▶ _Required work_
• 1. Answer these from the text on tellurium toxicity:
(a) What is the median lethal dose for mice?
(b) Into what compound does the body metabolize absorbed tellurium?
(c) Which cholesterol precursor's conversion does tellurium exposure prevent?
• 2. Please rewrite the paragraph of the text on tellurium toxicity that begins "Elemental tellurium, the pure metallic form" as a short bulleted list, keeping its main facts.

▶ _Passage for review_
== Segment start ==

Tellurium’s toxicity depends entirely on its chemical form. Pure elemental tellurium is essentially non-toxic to living organisms, but once tellurium is converted into compounds (oxides, tellurites, tellurides), it becomes a serious health hazard. Even small exposures to these compounds can damage the kidneys, liver, and nervous system over time.
Elemental vs. Compound Forms
Elemental tellurium, the pure metallic form, does not pose a meaningful toxicity risk. Your body largely ignores it. The danger begins when tellurium bonds with other elements. Tellurite compounds, the oxidized forms commonly encountered in industrial settings, are highly toxic to both microscopic and macroscopic life. This distinction matters because most real-world tellurium exposure involves compounds, not the pure element.
In animal studies, the oral lethal dose varies by species but falls in a range that classifies tellurium compounds as moderately to highly toxic. Mice are the most sensitive, with a median lethal dose of just 20 mg per kilogram of body weight. Rats tolerate somewhat more at 83 mg/kg, while rabbits and guinea pigs fall in between at 67 and 45 mg/kg respectively. These numbers place tellurium compounds in the same general toxicity ballpark as many regulated heavy metals.
The Garlic Breath Signature
The most distinctive and earliest sign of tellurium exposure is a strong, pungent garlic-like odor on the breath, in sweat, and in urine. This happens because the body metabolizes absorbed tellurium into dimethyl telluride, a volatile compound your lungs and skin release. The smell can appear even after very low-level exposure and often shows up before any other symptoms. It serves as a reliable warning sign, and historically it has been the way workers first realized they had been exposed.
Nervous System Damage
Tellurium’s most well-studied toxic effect targets the protective coating around nerve fibers, called myelin. In animal research, tellurium exposure blocks a key step in cholesterol production that nerve cells need to build and maintain their myelin sheaths. Specifically, it prevents the conversion of a cholesterol precursor called squalene into its next form, which starves nerve cells of the raw materials they need.

== Segment end ==

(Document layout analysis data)
== Segment start ==

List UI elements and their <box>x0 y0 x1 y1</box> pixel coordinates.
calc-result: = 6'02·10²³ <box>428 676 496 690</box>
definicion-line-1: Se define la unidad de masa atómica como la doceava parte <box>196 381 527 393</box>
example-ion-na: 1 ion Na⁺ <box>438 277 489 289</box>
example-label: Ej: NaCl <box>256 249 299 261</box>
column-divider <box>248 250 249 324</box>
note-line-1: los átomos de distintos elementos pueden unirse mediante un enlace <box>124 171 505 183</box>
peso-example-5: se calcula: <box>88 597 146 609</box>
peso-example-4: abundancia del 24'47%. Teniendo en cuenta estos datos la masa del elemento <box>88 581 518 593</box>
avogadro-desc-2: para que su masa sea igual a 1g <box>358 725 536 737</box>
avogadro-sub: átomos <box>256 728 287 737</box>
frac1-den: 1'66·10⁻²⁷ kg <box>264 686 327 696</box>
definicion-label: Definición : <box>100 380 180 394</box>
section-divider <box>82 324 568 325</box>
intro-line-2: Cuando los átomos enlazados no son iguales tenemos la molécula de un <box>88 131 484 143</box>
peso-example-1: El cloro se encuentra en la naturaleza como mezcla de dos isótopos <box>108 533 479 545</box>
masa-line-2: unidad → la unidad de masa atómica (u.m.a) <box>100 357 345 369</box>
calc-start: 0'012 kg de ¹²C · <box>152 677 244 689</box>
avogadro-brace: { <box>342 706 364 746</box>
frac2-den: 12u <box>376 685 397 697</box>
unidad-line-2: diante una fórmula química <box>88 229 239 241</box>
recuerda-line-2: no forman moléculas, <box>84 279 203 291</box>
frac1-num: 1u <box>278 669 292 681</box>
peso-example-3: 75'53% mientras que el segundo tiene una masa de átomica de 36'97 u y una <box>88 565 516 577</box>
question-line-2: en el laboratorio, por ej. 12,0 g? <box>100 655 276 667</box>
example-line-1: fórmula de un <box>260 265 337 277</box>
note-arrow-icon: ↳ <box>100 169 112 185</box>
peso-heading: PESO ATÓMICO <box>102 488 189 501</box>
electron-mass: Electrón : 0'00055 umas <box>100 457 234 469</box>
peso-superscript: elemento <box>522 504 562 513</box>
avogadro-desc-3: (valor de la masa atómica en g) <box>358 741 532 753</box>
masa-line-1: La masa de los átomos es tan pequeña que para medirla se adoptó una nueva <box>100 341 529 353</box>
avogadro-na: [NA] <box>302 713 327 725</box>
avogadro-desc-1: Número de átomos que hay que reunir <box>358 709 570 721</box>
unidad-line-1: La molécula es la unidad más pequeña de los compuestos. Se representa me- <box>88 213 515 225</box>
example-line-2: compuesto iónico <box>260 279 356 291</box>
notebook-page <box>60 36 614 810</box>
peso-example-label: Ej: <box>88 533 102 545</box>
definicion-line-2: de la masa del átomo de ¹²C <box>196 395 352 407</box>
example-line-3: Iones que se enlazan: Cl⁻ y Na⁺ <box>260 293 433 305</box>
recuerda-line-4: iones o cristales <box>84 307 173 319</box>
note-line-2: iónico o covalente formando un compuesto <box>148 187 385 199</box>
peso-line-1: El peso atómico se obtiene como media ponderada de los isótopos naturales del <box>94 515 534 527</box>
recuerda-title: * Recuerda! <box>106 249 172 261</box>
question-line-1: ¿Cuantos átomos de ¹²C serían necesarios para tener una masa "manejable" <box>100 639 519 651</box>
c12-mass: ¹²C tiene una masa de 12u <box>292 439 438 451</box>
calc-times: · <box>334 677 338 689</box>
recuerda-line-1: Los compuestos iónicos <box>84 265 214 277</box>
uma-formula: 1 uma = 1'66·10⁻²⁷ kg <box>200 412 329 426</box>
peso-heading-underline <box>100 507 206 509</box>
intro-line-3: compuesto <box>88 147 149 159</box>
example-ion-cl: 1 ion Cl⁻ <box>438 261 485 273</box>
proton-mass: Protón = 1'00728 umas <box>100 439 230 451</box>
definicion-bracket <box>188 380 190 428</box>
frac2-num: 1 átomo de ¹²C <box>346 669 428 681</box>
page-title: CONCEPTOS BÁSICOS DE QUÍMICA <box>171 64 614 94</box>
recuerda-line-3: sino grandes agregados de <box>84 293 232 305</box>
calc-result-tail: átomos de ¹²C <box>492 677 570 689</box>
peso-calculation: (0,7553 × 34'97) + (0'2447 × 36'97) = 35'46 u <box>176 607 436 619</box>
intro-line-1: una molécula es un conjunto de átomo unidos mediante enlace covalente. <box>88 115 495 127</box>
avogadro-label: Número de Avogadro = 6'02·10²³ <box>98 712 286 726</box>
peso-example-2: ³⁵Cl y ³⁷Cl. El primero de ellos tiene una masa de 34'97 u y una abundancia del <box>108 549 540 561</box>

== Segment end ==

▶ _Per-task outputs_
• 1.
(a) 20 mg per kilogram of body weight
(b) Dimethyl telluride
(c) Squalene

• 2.
- Elemental (pure metallic) tellurium poses no meaningful toxicity risk.
- The danger begins when tellurium bonds with other elements.
- Tellurite compounds, the oxidized forms common in industrial settings, are highly toxic to both microscopic and macroscopic life.
- Most real-world exposure involves compounds, not the pure element.